- [Dataset rows]:
===
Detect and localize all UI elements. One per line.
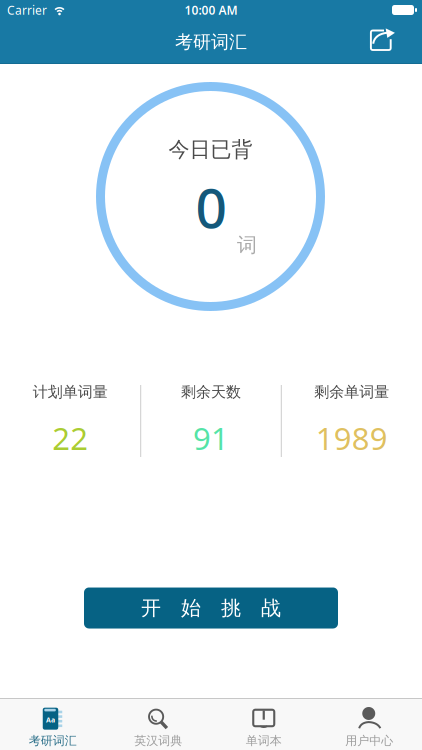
button[interactable]: 英汉词典 (106, 699, 211, 750)
staticText: Aa (46, 715, 55, 724)
staticText: 开 始 挑 战 (141, 596, 281, 620)
staticText: 0 (196, 170, 226, 244)
staticText: Carrier (7, 2, 47, 18)
staticText: 今日已背 (168, 137, 252, 162)
staticText: 剩余单词量 (314, 383, 389, 401)
staticText: 用户中心 (345, 734, 393, 748)
staticText: 91 (193, 417, 229, 459)
button[interactable]: 开 始 挑 战 (84, 588, 338, 628)
staticText: 剩余天数 (181, 383, 241, 401)
staticText: 词 (237, 233, 257, 257)
staticText: 考研词汇 (175, 31, 247, 53)
staticText: 22 (52, 417, 88, 459)
button[interactable]: 单词本 (211, 699, 316, 750)
button[interactable]: Share (362, 26, 422, 58)
button[interactable]: 用户中心 (316, 699, 422, 750)
staticText: 10:00 AM (184, 2, 238, 18)
staticText: 计划单词量 (33, 383, 108, 401)
button[interactable]: Aa (0, 699, 106, 750)
staticText: 单词本 (246, 734, 282, 748)
staticText: 考研词汇 (29, 734, 77, 748)
staticText: 1989 (316, 417, 388, 459)
staticText: 英汉词典 (134, 734, 182, 748)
===
- [TASK]:
Copy every line of the material above without changing anything, but leave out the picture.

- [WRITTEN SOLUTION]:
Detect and localize all UI elements. One per line.
button[interactable]: 英汉词典 (106, 699, 211, 750)
staticText: Aa (46, 715, 55, 724)
staticText: 开 始 挑 战 (141, 596, 281, 620)
staticText: 0 (196, 170, 226, 244)
staticText: Carrier (7, 2, 47, 18)
staticText: 今日已背 (168, 137, 252, 162)
staticText: 剩余单词量 (314, 383, 389, 401)
staticText: 用户中心 (345, 734, 393, 748)
staticText: 91 (193, 417, 229, 459)
button[interactable]: 开 始 挑 战 (84, 588, 338, 628)
staticText: 剩余天数 (181, 383, 241, 401)
staticText: 词 (237, 233, 257, 257)
staticText: 考研词汇 (175, 31, 247, 53)
staticText: 22 (52, 417, 88, 459)
button[interactable]: 单词本 (211, 699, 316, 750)
button[interactable]: Share (362, 26, 422, 58)
button[interactable]: 用户中心 (316, 699, 422, 750)
staticText: 10:00 AM (184, 2, 238, 18)
staticText: 计划单词量 (33, 383, 108, 401)
button[interactable]: Aa (0, 699, 106, 750)
staticText: 单词本 (246, 734, 282, 748)
staticText: 考研词汇 (29, 734, 77, 748)
staticText: 1989 (316, 417, 388, 459)
staticText: 英汉词典 (134, 734, 182, 748)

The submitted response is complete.